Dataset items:
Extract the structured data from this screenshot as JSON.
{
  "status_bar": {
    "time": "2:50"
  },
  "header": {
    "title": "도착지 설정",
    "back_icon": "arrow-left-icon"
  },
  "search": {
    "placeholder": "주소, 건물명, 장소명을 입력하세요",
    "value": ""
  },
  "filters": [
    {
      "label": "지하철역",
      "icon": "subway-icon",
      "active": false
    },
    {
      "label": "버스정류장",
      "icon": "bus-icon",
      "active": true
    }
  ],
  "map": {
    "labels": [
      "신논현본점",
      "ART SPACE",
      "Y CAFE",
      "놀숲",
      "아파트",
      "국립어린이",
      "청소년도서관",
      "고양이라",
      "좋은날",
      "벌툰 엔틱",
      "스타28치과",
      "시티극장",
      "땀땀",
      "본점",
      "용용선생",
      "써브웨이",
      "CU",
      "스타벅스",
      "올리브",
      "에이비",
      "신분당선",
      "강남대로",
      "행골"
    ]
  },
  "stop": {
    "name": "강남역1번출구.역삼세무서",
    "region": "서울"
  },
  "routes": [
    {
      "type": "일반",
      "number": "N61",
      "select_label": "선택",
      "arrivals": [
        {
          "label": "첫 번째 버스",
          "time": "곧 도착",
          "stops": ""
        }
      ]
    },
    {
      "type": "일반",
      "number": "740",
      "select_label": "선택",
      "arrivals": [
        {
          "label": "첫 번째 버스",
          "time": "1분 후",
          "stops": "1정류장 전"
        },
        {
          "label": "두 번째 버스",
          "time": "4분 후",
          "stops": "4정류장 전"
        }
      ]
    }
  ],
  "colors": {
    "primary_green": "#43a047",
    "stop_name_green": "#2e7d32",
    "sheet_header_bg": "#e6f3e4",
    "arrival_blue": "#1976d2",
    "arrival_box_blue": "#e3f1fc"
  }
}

:: Written instruction ::
Print the records once more, exactly as they were given.

:: Reply to the task ::
Extract the structured data from this screenshot as JSON.
{
  "status_bar": {
    "time": "2:50"
  },
  "header": {
    "title": "도착지 설정",
    "back_icon": "arrow-left-icon"
  },
  "search": {
    "placeholder": "주소, 건물명, 장소명을 입력하세요",
    "value": ""
  },
  "filters": [
    {
      "label": "지하철역",
      "icon": "subway-icon",
      "active": false
    },
    {
      "label": "버스정류장",
      "icon": "bus-icon",
      "active": true
    }
  ],
  "map": {
    "labels": [
      "신논현본점",
      "ART SPACE",
      "Y CAFE",
      "놀숲",
      "아파트",
      "국립어린이",
      "청소년도서관",
      "고양이라",
      "좋은날",
      "벌툰 엔틱",
      "스타28치과",
      "시티극장",
      "땀땀",
      "본점",
      "용용선생",
      "써브웨이",
      "CU",
      "스타벅스",
      "올리브",
      "에이비",
      "신분당선",
      "강남대로",
      "행골"
    ]
  },
  "stop": {
    "name": "강남역1번출구.역삼세무서",
    "region": "서울"
  },
  "routes": [
    {
      "type": "일반",
      "number": "N61",
      "select_label": "선택",
      "arrivals": [
        {
          "label": "첫 번째 버스",
          "time": "곧 도착",
          "stops": ""
        }
      ]
    },
    {
      "type": "일반",
      "number": "740",
      "select_label": "선택",
      "arrivals": [
        {
          "label": "첫 번째 버스",
          "time": "1분 후",
          "stops": "1정류장 전"
        },
        {
          "label": "두 번째 버스",
          "time": "4분 후",
          "stops": "4정류장 전"
        }
      ]
    }
  ],
  "colors": {
    "primary_green": "#43a047",
    "stop_name_green": "#2e7d32",
    "sheet_header_bg": "#e6f3e4",
    "arrival_blue": "#1976d2",
    "arrival_box_blue": "#e3f1fc"
  }
}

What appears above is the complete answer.